(AIM):
Gather each line in the entries that includes the string "text".

(DATA FOR THIS TASK):
= = = = =
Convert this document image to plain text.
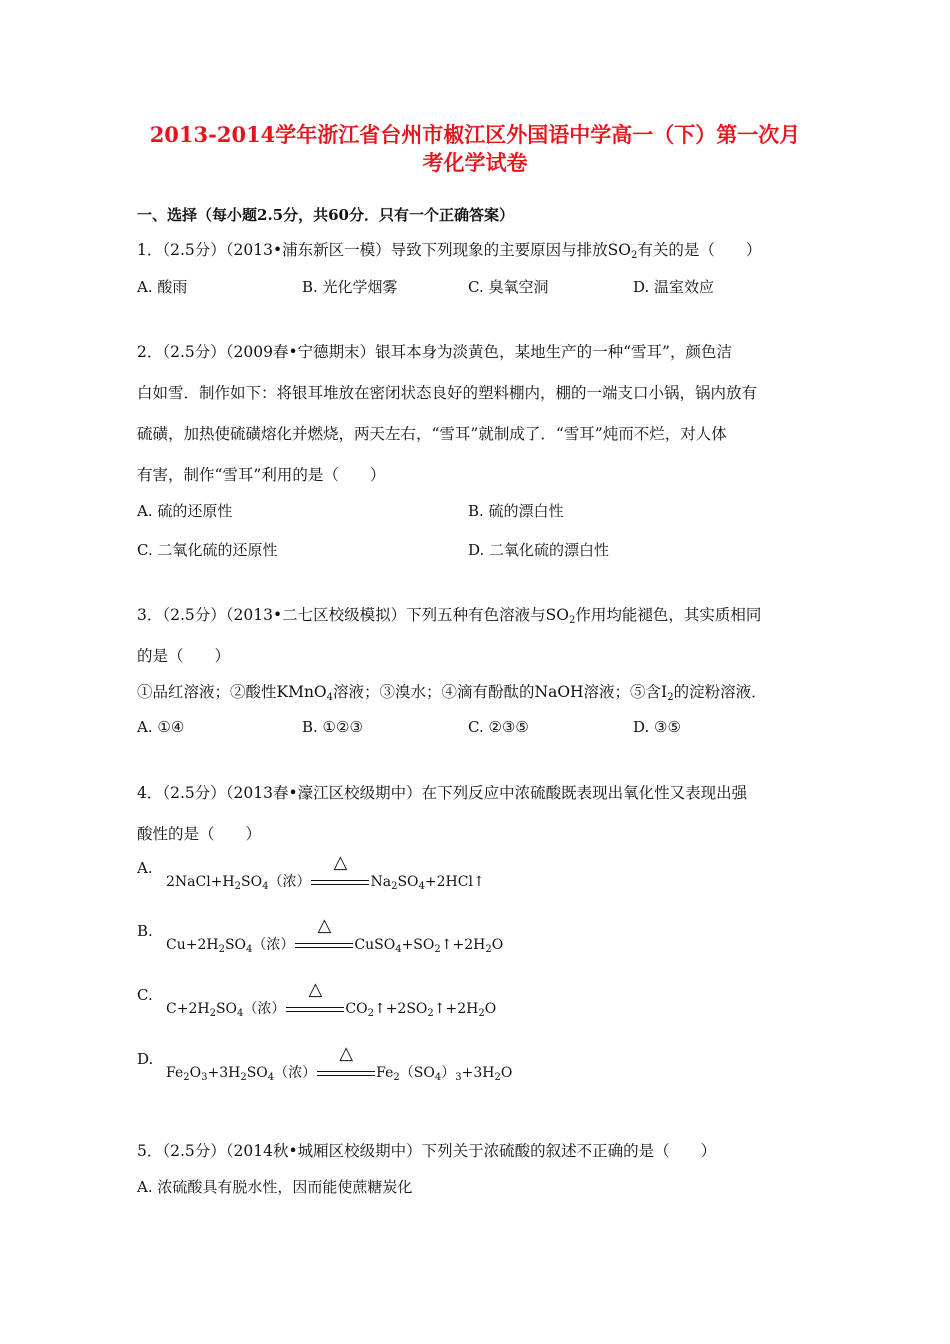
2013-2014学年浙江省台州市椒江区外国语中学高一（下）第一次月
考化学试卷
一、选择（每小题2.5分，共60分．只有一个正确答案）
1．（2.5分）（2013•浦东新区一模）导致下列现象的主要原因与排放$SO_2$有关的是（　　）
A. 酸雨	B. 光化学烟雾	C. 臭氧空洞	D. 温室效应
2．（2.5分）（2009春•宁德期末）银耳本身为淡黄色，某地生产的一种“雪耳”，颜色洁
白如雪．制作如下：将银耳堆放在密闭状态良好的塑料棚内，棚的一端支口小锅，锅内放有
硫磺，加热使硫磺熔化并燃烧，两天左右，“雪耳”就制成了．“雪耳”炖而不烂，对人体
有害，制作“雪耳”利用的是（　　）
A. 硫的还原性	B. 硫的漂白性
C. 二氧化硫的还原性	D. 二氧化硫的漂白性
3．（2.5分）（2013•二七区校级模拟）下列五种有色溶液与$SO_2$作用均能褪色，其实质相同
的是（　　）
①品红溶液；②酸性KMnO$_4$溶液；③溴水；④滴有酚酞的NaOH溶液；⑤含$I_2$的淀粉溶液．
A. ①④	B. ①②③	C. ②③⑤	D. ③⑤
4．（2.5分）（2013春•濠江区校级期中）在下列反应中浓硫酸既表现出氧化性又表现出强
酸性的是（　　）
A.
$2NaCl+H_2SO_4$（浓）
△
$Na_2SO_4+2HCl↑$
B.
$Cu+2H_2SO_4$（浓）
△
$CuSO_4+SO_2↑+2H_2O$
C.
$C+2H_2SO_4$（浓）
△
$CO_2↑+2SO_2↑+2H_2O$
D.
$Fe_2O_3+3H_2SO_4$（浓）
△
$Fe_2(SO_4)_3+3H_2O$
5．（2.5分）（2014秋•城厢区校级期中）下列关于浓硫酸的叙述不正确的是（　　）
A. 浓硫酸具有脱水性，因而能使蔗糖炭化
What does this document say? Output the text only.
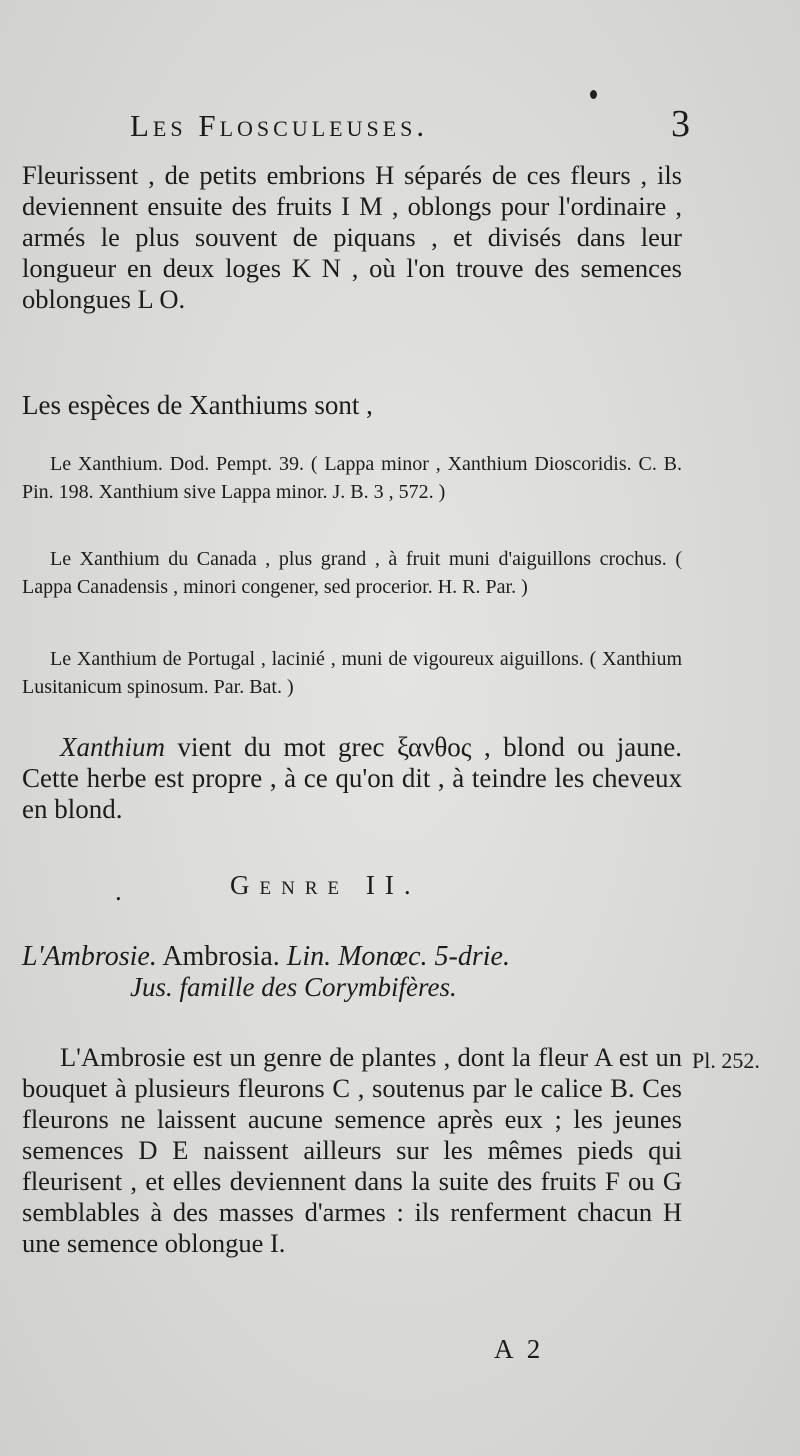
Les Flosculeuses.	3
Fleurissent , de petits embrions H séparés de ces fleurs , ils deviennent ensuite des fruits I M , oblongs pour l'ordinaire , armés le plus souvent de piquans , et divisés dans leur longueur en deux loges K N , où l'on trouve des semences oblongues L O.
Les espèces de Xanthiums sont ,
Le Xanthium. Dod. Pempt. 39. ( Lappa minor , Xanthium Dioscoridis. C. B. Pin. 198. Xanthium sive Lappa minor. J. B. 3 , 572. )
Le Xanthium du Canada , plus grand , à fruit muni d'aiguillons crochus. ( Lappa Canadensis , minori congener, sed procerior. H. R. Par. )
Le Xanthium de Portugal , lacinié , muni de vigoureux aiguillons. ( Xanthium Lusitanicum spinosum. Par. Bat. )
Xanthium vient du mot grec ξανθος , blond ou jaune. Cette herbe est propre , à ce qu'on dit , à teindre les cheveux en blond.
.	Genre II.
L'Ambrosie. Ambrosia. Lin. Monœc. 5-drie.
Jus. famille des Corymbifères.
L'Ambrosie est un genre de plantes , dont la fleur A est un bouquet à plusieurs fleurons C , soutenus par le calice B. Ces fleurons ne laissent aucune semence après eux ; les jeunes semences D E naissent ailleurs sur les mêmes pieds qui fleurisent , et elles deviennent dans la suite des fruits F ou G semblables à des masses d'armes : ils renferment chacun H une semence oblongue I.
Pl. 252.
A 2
= = = = =
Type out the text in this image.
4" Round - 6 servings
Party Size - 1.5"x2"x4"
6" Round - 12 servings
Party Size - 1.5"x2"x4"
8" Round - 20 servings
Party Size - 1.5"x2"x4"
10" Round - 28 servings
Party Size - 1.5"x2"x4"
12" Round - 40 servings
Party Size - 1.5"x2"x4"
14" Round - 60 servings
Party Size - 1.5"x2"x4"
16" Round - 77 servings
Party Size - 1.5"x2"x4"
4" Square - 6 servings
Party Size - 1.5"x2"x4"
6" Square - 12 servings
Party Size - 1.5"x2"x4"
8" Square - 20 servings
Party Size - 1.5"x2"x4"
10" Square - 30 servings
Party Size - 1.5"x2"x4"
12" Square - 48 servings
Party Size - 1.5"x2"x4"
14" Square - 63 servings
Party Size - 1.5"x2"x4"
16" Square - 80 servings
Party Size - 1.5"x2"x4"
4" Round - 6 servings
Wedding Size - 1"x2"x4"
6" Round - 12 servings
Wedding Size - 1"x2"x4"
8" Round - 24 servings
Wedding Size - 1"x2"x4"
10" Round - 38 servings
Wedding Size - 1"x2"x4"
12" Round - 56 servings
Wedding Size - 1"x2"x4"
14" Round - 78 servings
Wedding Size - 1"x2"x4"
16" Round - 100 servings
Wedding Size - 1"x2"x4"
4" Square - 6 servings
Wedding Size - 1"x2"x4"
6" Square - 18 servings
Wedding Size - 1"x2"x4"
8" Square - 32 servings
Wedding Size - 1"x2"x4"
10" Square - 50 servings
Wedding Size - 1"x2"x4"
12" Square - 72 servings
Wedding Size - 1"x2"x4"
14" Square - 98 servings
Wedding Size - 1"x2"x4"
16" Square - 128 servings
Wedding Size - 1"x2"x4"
= = = = =
(RESULT FOR THIS EXERCISE):
Convert this document image to plain text.
What does this document say? Output the text only.
Type out the text in this image.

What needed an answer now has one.